■ **EXERCICES**:
a – Recopiez mot pour mot le passage sur les buckets Amazon S3 abandonnés, de « Cependant, les chercheurs » à « déploiement de rançongiciels. ».
b – Rédigez, s'il vous plaît, la suite du texte sur les buckets Amazon S3 abandonnés, en reprenant juste après sa dernière phrase.

■ **PASSAGE PROPOSÉ**:
^^^^^^^^

En menant leurs recherches, ils ont découvert « [environ] 150 buckets Amazon S3 qui avaient déjà été utilisés pour des produits logiciels commerciaux et open source, des gouvernements et des pipelines CI/CD, puis abandonnés ». Certains l’avaient été depuis des mois, voire des années.
Cependant, les chercheurs de WatchTowr ont constaté qu’ils pouvaient encore les enregistrer. Les buckets réenregistrés « ont reçu plus de 8 millions de requêtes HTTP sur une période de 2 mois » pour diverses actions, notamment des mises à jour logicielles, des binaires Windows, Linux et macOS précompilés, des images de machines virtuelles, des modèles CloudFormation et des configurations de serveurs VPN SSL. Pour les chercheurs, c’est bien simple : des attaquants peuvent exploiter ces requêtes pour une myriade d’actions malveillantes, y compris le déploiement de rançongiciels.

^^^^^^^^

■ **ENTRÉES DE DONNÉES**:
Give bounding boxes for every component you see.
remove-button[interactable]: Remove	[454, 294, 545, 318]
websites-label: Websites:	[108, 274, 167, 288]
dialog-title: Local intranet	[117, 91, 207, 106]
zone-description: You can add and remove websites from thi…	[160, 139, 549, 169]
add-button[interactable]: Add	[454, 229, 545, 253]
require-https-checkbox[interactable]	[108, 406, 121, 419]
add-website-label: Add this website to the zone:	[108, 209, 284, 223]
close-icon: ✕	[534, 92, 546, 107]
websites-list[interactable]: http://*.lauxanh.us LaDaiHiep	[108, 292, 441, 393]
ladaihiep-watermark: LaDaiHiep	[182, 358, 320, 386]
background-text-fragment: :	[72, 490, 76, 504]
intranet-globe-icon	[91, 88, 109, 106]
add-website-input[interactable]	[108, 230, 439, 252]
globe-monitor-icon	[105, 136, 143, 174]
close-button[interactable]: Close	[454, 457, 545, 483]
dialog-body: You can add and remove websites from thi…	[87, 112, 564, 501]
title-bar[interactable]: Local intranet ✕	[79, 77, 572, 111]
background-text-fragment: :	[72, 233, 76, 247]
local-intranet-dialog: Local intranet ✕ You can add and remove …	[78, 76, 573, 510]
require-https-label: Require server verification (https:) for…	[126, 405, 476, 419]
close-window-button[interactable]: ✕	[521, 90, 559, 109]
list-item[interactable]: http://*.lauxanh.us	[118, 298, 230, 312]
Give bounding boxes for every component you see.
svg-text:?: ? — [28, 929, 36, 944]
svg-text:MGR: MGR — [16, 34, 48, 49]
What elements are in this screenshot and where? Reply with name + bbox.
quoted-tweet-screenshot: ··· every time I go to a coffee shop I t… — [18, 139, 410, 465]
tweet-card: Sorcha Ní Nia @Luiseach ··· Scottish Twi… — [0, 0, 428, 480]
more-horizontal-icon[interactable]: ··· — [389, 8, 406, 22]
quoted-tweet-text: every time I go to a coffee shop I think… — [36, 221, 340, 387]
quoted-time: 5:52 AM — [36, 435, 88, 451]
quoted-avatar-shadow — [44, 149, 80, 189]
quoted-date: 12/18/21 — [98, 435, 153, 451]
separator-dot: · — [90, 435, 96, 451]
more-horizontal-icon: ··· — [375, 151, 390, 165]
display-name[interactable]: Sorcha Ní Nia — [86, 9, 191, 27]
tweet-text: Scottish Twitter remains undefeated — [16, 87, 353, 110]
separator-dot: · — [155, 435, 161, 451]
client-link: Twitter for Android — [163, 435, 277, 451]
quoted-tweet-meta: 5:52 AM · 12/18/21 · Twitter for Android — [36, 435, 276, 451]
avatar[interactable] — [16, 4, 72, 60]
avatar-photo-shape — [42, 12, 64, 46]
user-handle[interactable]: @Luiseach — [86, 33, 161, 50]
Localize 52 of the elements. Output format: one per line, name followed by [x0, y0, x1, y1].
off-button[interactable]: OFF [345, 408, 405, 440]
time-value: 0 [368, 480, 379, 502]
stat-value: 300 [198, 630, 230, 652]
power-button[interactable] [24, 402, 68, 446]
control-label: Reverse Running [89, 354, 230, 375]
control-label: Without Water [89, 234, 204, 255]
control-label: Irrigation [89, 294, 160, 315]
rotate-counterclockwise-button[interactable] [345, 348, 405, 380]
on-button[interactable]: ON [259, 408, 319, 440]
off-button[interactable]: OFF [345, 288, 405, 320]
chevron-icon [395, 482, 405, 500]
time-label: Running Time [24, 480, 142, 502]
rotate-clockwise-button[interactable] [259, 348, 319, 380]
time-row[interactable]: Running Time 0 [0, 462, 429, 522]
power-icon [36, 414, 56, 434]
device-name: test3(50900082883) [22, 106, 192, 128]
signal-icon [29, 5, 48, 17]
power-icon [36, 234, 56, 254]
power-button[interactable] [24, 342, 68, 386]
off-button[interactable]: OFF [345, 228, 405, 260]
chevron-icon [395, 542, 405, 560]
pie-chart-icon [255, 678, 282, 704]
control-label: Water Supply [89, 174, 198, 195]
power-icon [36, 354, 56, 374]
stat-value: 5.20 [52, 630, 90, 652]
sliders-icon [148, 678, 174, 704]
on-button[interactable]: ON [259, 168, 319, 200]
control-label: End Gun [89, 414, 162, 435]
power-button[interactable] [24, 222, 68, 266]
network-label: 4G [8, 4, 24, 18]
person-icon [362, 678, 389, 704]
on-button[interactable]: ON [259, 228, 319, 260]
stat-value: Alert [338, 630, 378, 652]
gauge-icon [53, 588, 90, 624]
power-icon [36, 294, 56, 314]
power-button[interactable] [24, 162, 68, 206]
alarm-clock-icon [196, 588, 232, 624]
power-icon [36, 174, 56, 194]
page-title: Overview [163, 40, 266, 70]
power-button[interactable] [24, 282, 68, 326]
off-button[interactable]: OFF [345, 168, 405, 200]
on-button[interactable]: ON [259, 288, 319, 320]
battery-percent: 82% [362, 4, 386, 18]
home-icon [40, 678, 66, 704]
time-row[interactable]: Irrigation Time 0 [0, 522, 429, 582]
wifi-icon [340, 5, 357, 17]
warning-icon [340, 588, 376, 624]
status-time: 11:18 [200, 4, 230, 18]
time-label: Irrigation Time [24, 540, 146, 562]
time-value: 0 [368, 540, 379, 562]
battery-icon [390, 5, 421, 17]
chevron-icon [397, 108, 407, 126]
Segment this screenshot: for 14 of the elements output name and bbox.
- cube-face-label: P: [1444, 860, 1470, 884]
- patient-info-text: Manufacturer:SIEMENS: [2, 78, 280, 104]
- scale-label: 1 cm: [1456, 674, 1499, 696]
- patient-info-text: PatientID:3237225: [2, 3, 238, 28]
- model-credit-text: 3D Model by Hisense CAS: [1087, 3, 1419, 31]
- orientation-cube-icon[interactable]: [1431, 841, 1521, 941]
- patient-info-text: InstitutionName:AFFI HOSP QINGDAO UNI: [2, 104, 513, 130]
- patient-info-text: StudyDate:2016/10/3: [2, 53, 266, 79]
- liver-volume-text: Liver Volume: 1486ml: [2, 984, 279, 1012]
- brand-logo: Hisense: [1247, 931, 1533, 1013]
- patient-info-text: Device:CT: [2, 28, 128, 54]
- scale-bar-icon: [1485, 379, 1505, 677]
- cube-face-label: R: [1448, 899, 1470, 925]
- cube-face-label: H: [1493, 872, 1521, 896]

^^^^^^^^

■ **RÉSULTATS ATTENDUS**:
a –
Cependant, les chercheurs de WatchTowr ont constaté qu’ils pouvaient encore les enregistrer. Les buckets réenregistrés « ont reçu plus de 8 millions de requêtes HTTP sur une période de 2 mois » pour diverses actions, notamment des mises à jour logicielles, des binaires Windows, Linux et macOS précompilés, des images de machines virtuelles, des modèles CloudFormation et des configurations de serveurs VPN SSL. Pour les chercheurs, c’est bien simple : des attaquants peuvent exploiter ces requêtes pour une myriade d’actions malveillantes, y compris le déploiement de rançongiciels.

b –
« Le problème, du point de vue de la sécurité, se manifeste lorsque ces buckets S3 sont laissés à l’abandon, ce qui permet à des acteurs malveillants de les réenregistrer pour eux-mêmes. Il s’agit d’une classe de bogues connue, connue sous de nombreux noms, y compris “S3 bucket takeover” (nous savons que ce n’est pas nouveau – soyez indulgents avec nous). Les prises de contrôle de deuxième ordre de buckets Amazon S3 par le biais de liens brisés ne sont pas non plus nouvelles, avant que vous ne nous disiez cela aussi », ont déclaré les chercheurs.
D’autres fournisseurs de solutions de sécurité et chercheurs ont mis en garde contre les risques posés par les buckets S3 abandonnés. En 2023, Checkmarx a découvert qu’un acteur malveillant avait pris le contrôle d’un bucket S3 récemment abandonné et l’avait utilisé pour empoisonner le paquet NPM « bignum ».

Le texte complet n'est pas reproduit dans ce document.